> Items from a data source:
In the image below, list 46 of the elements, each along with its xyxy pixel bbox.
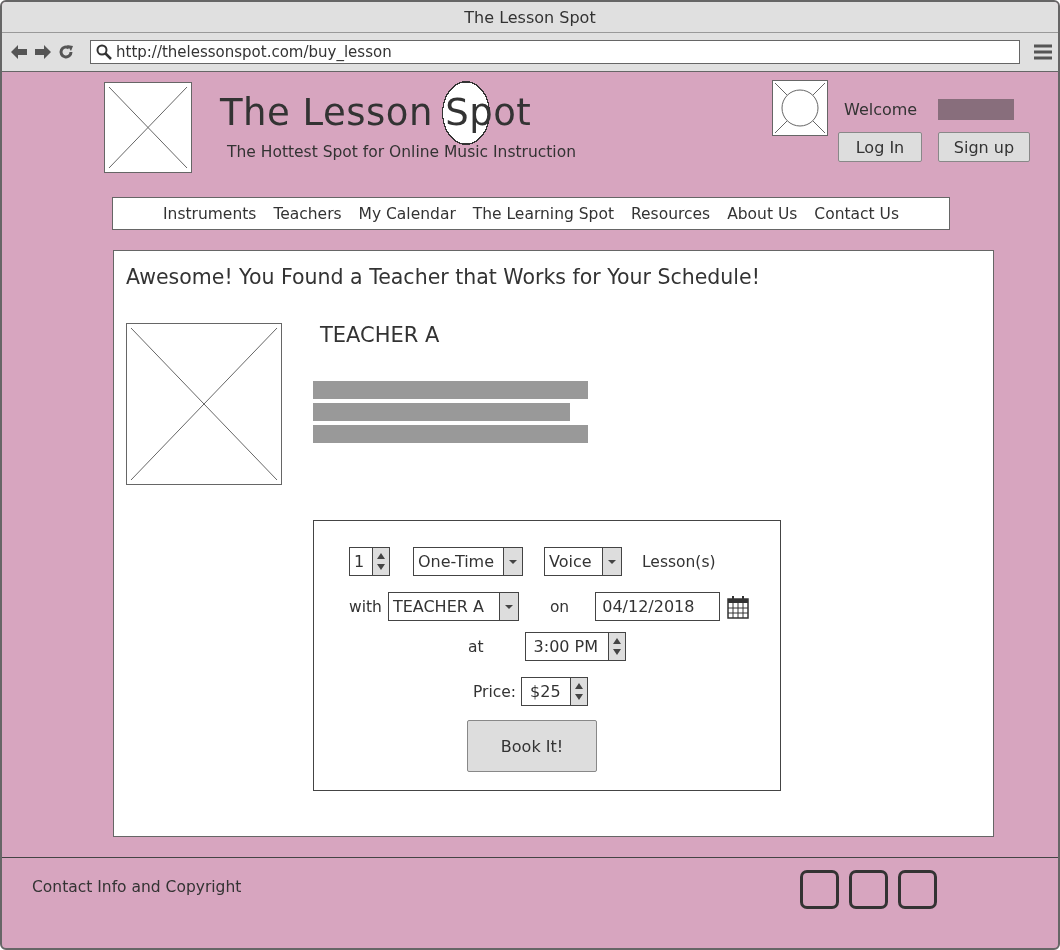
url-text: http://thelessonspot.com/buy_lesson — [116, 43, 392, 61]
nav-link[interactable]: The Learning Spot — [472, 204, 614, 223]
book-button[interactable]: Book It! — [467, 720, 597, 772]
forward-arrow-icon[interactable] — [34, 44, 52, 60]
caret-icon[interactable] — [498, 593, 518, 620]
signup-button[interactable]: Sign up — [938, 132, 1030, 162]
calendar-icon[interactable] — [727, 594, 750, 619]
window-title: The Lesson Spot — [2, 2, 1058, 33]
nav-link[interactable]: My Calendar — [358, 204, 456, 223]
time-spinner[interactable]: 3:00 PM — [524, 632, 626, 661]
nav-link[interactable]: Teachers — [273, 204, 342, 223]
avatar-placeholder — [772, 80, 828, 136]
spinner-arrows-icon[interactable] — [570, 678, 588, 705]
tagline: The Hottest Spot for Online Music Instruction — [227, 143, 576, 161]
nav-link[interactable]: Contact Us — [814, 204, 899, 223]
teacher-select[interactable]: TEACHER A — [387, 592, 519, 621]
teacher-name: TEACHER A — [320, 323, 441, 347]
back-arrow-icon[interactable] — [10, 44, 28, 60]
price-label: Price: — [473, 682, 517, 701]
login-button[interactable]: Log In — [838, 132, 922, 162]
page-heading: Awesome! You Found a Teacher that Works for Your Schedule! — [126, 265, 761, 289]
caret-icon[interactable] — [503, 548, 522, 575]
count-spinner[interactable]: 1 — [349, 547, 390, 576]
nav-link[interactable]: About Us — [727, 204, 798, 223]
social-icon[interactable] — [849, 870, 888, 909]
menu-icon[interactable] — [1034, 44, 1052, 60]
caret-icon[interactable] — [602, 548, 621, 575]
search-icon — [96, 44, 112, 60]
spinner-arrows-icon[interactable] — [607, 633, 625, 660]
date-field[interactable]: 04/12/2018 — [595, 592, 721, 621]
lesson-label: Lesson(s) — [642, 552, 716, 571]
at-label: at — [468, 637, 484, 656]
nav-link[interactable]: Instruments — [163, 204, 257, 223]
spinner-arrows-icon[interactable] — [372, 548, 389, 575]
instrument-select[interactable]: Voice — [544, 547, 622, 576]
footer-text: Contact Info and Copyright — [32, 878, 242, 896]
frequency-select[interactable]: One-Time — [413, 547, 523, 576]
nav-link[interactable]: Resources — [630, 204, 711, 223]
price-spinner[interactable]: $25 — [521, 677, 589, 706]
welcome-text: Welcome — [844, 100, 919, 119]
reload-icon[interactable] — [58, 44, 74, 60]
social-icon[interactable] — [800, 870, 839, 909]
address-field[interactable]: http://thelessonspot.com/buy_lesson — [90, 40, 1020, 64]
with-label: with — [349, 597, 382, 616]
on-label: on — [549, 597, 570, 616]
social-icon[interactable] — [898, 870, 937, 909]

> What is required: Please copy every line of the records above word for word, leaving out the pictures.

> Result for this task:
In the image below, list 46 of the elements, each along with its xyxy pixel bbox.
url-text: http://thelessonspot.com/buy_lesson — [116, 43, 392, 61]
nav-link[interactable]: The Learning Spot — [472, 204, 614, 223]
book-button[interactable]: Book It! — [467, 720, 597, 772]
forward-arrow-icon[interactable] — [34, 44, 52, 60]
caret-icon[interactable] — [498, 593, 518, 620]
signup-button[interactable]: Sign up — [938, 132, 1030, 162]
calendar-icon[interactable] — [727, 594, 750, 619]
window-title: The Lesson Spot — [2, 2, 1058, 33]
nav-link[interactable]: My Calendar — [358, 204, 456, 223]
time-spinner[interactable]: 3:00 PM — [524, 632, 626, 661]
nav-link[interactable]: Teachers — [273, 204, 342, 223]
avatar-placeholder — [772, 80, 828, 136]
spinner-arrows-icon[interactable] — [570, 678, 588, 705]
tagline: The Hottest Spot for Online Music Instruction — [227, 143, 576, 161]
nav-link[interactable]: Contact Us — [814, 204, 899, 223]
teacher-select[interactable]: TEACHER A — [387, 592, 519, 621]
teacher-name: TEACHER A — [320, 323, 441, 347]
back-arrow-icon[interactable] — [10, 44, 28, 60]
price-label: Price: — [473, 682, 517, 701]
login-button[interactable]: Log In — [838, 132, 922, 162]
page-heading: Awesome! You Found a Teacher that Works for Your Schedule! — [126, 265, 761, 289]
caret-icon[interactable] — [503, 548, 522, 575]
count-spinner[interactable]: 1 — [349, 547, 390, 576]
nav-link[interactable]: About Us — [727, 204, 798, 223]
social-icon[interactable] — [849, 870, 888, 909]
menu-icon[interactable] — [1034, 44, 1052, 60]
caret-icon[interactable] — [602, 548, 621, 575]
search-icon — [96, 44, 112, 60]
spinner-arrows-icon[interactable] — [607, 633, 625, 660]
date-field[interactable]: 04/12/2018 — [595, 592, 721, 621]
lesson-label: Lesson(s) — [642, 552, 716, 571]
at-label: at — [468, 637, 484, 656]
nav-link[interactable]: Instruments — [163, 204, 257, 223]
spinner-arrows-icon[interactable] — [372, 548, 389, 575]
instrument-select[interactable]: Voice — [544, 547, 622, 576]
footer-text: Contact Info and Copyright — [32, 878, 242, 896]
frequency-select[interactable]: One-Time — [413, 547, 523, 576]
nav-link[interactable]: Resources — [630, 204, 711, 223]
price-spinner[interactable]: $25 — [521, 677, 589, 706]
welcome-text: Welcome — [844, 100, 919, 119]
reload-icon[interactable] — [58, 44, 74, 60]
social-icon[interactable] — [800, 870, 839, 909]
address-field[interactable]: http://thelessonspot.com/buy_lesson — [90, 40, 1020, 64]
with-label: with — [349, 597, 382, 616]
on-label: on — [549, 597, 570, 616]
social-icon[interactable] — [898, 870, 937, 909]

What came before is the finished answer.